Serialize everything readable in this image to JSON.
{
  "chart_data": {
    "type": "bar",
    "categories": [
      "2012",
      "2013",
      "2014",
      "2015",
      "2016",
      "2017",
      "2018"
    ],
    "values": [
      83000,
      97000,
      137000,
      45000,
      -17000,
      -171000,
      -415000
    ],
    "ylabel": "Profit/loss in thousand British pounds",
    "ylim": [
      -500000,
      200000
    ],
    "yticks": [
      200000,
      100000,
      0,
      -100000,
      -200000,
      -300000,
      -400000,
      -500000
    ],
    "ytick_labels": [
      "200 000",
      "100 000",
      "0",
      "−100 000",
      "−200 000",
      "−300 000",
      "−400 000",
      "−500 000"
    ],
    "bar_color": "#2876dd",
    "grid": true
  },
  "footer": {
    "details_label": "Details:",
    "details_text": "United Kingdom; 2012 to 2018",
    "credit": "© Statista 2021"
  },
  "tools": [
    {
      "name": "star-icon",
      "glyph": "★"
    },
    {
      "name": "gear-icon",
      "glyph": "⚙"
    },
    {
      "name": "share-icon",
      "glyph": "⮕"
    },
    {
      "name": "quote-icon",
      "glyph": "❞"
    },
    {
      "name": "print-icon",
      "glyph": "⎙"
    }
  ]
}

# What needs to be done
Copy out each line of the records that holds the string "icon".

# Solution to this exercise
      "name": "star-icon",
      "name": "gear-icon",
      "name": "share-icon",
      "name": "quote-icon",
      "name": "print-icon",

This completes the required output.